• The request:
Reproduce the listing below exactly. Pictures do not belong in the copy.
+++ Data provided
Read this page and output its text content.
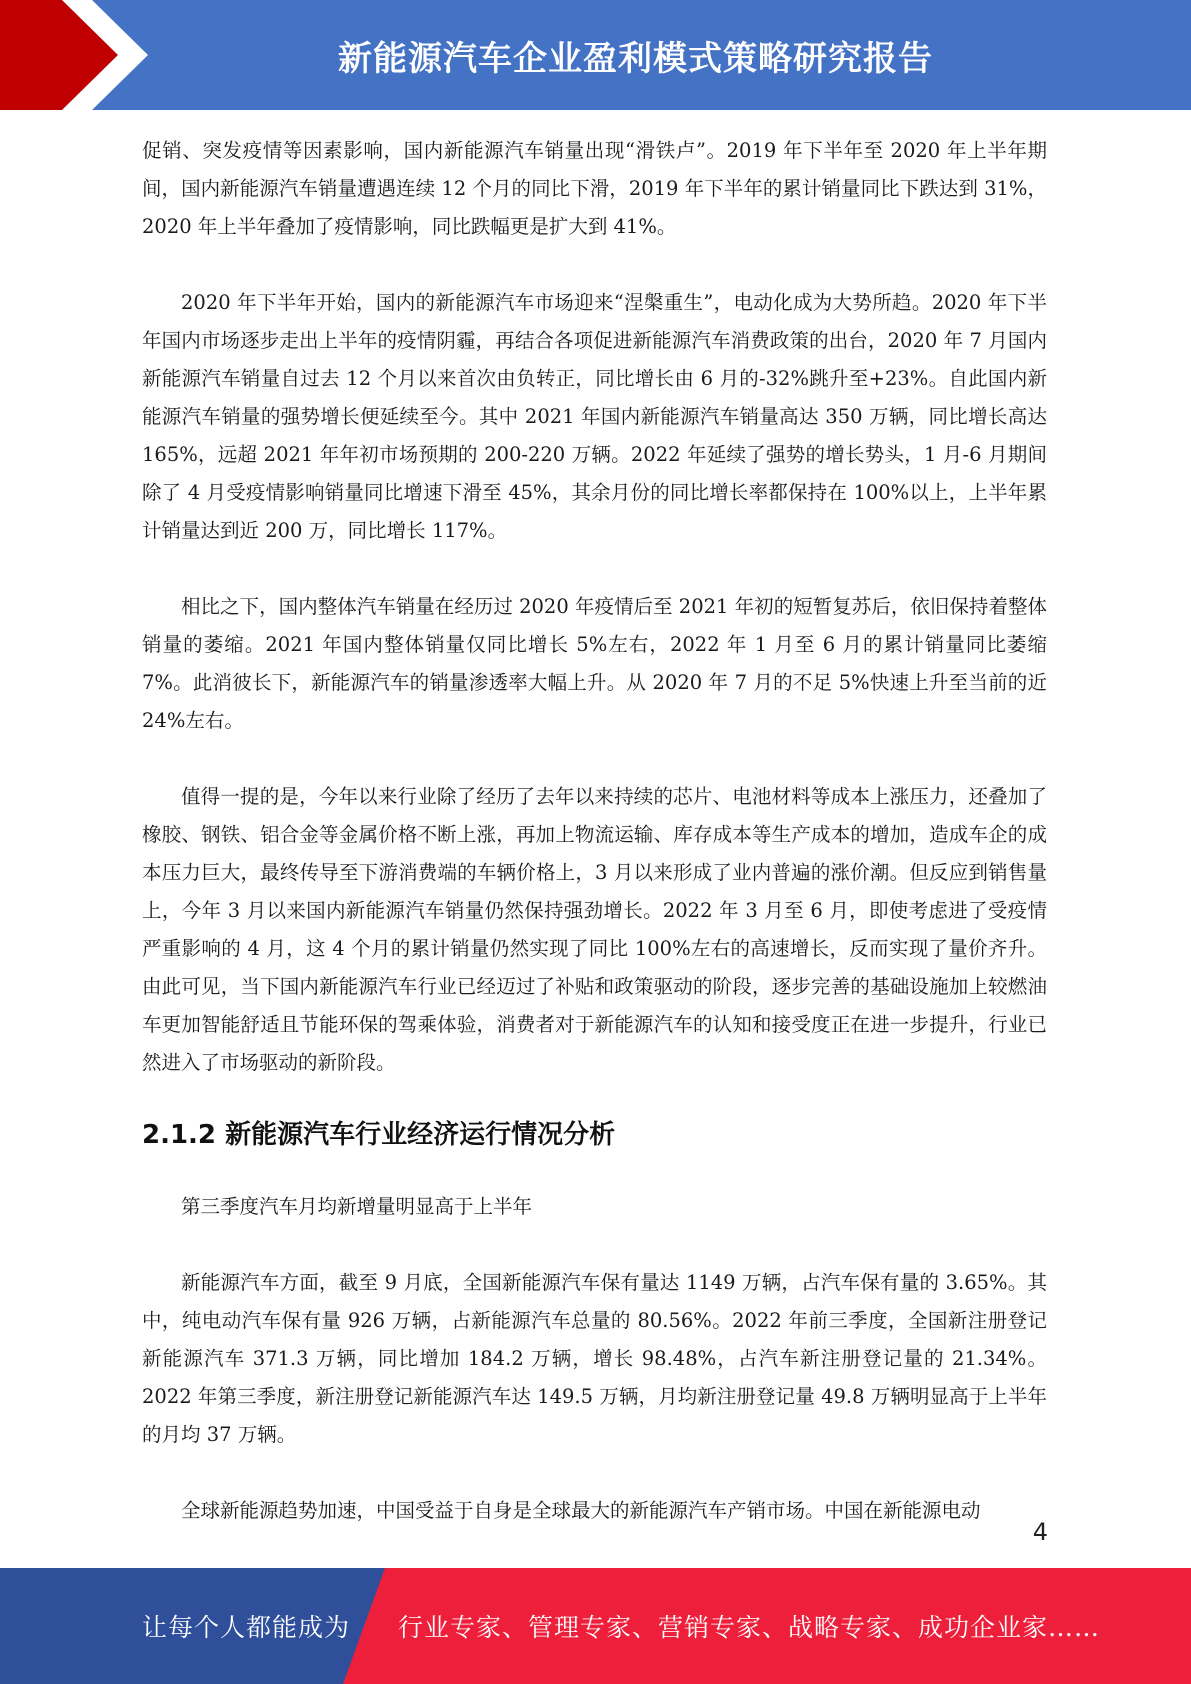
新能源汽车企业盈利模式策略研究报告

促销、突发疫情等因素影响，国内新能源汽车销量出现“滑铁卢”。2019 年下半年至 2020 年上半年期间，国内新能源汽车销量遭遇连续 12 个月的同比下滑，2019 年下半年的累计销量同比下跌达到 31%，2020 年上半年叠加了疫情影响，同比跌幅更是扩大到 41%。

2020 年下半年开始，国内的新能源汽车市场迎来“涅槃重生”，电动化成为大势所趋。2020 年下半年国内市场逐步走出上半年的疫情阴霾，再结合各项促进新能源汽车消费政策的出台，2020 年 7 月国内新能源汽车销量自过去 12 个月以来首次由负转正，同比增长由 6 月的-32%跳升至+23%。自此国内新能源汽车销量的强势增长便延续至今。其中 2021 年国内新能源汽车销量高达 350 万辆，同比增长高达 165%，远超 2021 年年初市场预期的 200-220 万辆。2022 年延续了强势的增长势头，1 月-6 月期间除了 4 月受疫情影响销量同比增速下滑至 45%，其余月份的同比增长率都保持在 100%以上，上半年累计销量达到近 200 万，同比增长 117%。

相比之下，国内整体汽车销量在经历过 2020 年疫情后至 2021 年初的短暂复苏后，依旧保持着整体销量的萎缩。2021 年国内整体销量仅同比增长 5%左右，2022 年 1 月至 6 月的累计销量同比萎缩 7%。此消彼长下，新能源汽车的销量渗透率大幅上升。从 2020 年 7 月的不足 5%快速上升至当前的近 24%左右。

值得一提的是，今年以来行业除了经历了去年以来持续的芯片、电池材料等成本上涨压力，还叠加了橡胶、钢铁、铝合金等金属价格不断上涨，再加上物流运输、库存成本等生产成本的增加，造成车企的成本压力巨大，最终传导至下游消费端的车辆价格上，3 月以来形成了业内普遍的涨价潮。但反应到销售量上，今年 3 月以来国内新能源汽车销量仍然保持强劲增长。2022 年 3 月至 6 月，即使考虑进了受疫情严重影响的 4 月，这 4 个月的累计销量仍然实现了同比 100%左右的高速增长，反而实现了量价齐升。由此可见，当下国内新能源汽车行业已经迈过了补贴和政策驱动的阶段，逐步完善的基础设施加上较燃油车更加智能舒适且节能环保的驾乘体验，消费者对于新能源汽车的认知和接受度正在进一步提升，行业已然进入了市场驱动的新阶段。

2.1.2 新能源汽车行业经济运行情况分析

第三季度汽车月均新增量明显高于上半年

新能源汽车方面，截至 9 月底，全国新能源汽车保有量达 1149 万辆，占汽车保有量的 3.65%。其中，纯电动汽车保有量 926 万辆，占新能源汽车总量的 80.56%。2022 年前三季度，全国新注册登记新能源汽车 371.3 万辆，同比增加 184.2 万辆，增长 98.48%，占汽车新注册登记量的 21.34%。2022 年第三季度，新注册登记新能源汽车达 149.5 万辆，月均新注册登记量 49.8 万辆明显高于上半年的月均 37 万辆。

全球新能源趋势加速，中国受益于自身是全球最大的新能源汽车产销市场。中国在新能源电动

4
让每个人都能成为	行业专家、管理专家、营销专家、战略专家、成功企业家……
++++++
• Problem solution:
Read this page and output its text content.
新能源汽车企业盈利模式策略研究报告

促销、突发疫情等因素影响，国内新能源汽车销量出现“滑铁卢”。2019 年下半年至 2020 年上半年期间，国内新能源汽车销量遭遇连续 12 个月的同比下滑，2019 年下半年的累计销量同比下跌达到 31%，2020 年上半年叠加了疫情影响，同比跌幅更是扩大到 41%。

2020 年下半年开始，国内的新能源汽车市场迎来“涅槃重生”，电动化成为大势所趋。2020 年下半年国内市场逐步走出上半年的疫情阴霾，再结合各项促进新能源汽车消费政策的出台，2020 年 7 月国内新能源汽车销量自过去 12 个月以来首次由负转正，同比增长由 6 月的-32%跳升至+23%。自此国内新能源汽车销量的强势增长便延续至今。其中 2021 年国内新能源汽车销量高达 350 万辆，同比增长高达 165%，远超 2021 年年初市场预期的 200-220 万辆。2022 年延续了强势的增长势头，1 月-6 月期间除了 4 月受疫情影响销量同比增速下滑至 45%，其余月份的同比增长率都保持在 100%以上，上半年累计销量达到近 200 万，同比增长 117%。

相比之下，国内整体汽车销量在经历过 2020 年疫情后至 2021 年初的短暂复苏后，依旧保持着整体销量的萎缩。2021 年国内整体销量仅同比增长 5%左右，2022 年 1 月至 6 月的累计销量同比萎缩 7%。此消彼长下，新能源汽车的销量渗透率大幅上升。从 2020 年 7 月的不足 5%快速上升至当前的近 24%左右。

值得一提的是，今年以来行业除了经历了去年以来持续的芯片、电池材料等成本上涨压力，还叠加了橡胶、钢铁、铝合金等金属价格不断上涨，再加上物流运输、库存成本等生产成本的增加，造成车企的成本压力巨大，最终传导至下游消费端的车辆价格上，3 月以来形成了业内普遍的涨价潮。但反应到销售量上，今年 3 月以来国内新能源汽车销量仍然保持强劲增长。2022 年 3 月至 6 月，即使考虑进了受疫情严重影响的 4 月，这 4 个月的累计销量仍然实现了同比 100%左右的高速增长，反而实现了量价齐升。由此可见，当下国内新能源汽车行业已经迈过了补贴和政策驱动的阶段，逐步完善的基础设施加上较燃油车更加智能舒适且节能环保的驾乘体验，消费者对于新能源汽车的认知和接受度正在进一步提升，行业已然进入了市场驱动的新阶段。

2.1.2 新能源汽车行业经济运行情况分析

第三季度汽车月均新增量明显高于上半年

新能源汽车方面，截至 9 月底，全国新能源汽车保有量达 1149 万辆，占汽车保有量的 3.65%。其中，纯电动汽车保有量 926 万辆，占新能源汽车总量的 80.56%。2022 年前三季度，全国新注册登记新能源汽车 371.3 万辆，同比增加 184.2 万辆，增长 98.48%，占汽车新注册登记量的 21.34%。2022 年第三季度，新注册登记新能源汽车达 149.5 万辆，月均新注册登记量 49.8 万辆明显高于上半年的月均 37 万辆。

全球新能源趋势加速，中国受益于自身是全球最大的新能源汽车产销市场。中国在新能源电动

4
让每个人都能成为	行业专家、管理专家、营销专家、战略专家、成功企业家……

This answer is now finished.